== Source material ==
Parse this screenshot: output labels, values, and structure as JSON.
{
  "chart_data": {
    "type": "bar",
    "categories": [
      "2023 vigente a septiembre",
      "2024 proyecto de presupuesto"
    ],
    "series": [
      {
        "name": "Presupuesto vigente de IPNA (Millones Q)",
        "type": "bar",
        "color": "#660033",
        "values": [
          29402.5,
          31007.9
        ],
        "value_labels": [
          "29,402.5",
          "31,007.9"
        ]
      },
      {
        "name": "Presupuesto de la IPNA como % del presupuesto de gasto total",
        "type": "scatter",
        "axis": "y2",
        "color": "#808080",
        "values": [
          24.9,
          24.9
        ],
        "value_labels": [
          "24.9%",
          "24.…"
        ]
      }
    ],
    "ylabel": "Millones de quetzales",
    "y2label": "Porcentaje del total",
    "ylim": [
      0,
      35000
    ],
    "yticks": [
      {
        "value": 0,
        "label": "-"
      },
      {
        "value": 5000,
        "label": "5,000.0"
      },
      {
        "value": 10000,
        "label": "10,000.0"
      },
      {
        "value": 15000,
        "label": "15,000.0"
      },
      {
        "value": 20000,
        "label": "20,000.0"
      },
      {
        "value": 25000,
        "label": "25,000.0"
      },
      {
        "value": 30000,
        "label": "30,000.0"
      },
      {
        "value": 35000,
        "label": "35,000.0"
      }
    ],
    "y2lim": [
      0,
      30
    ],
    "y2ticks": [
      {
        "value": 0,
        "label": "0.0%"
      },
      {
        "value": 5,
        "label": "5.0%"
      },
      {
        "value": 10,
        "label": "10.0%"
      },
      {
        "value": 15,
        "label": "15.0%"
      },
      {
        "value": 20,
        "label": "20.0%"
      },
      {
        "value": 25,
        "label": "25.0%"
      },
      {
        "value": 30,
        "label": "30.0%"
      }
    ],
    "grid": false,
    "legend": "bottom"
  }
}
===
What you will do:
Write every record out again, unaltered.

Result of the task:
Parse this screenshot: output labels, values, and structure as JSON.
{
  "chart_data": {
    "type": "bar",
    "categories": [
      "2023 vigente a septiembre",
      "2024 proyecto de presupuesto"
    ],
    "series": [
      {
        "name": "Presupuesto vigente de IPNA (Millones Q)",
        "type": "bar",
        "color": "#660033",
        "values": [
          29402.5,
          31007.9
        ],
        "value_labels": [
          "29,402.5",
          "31,007.9"
        ]
      },
      {
        "name": "Presupuesto de la IPNA como % del presupuesto de gasto total",
        "type": "scatter",
        "axis": "y2",
        "color": "#808080",
        "values": [
          24.9,
          24.9
        ],
        "value_labels": [
          "24.9%",
          "24.…"
        ]
      }
    ],
    "ylabel": "Millones de quetzales",
    "y2label": "Porcentaje del total",
    "ylim": [
      0,
      35000
    ],
    "yticks": [
      {
        "value": 0,
        "label": "-"
      },
      {
        "value": 5000,
        "label": "5,000.0"
      },
      {
        "value": 10000,
        "label": "10,000.0"
      },
      {
        "value": 15000,
        "label": "15,000.0"
      },
      {
        "value": 20000,
        "label": "20,000.0"
      },
      {
        "value": 25000,
        "label": "25,000.0"
      },
      {
        "value": 30000,
        "label": "30,000.0"
      },
      {
        "value": 35000,
        "label": "35,000.0"
      }
    ],
    "y2lim": [
      0,
      30
    ],
    "y2ticks": [
      {
        "value": 0,
        "label": "0.0%"
      },
      {
        "value": 5,
        "label": "5.0%"
      },
      {
        "value": 10,
        "label": "10.0%"
      },
      {
        "value": 15,
        "label": "15.0%"
      },
      {
        "value": 20,
        "label": "20.0%"
      },
      {
        "value": 25,
        "label": "25.0%"
      },
      {
        "value": 30,
        "label": "30.0%"
      }
    ],
    "grid": false,
    "legend": "bottom"
  }
}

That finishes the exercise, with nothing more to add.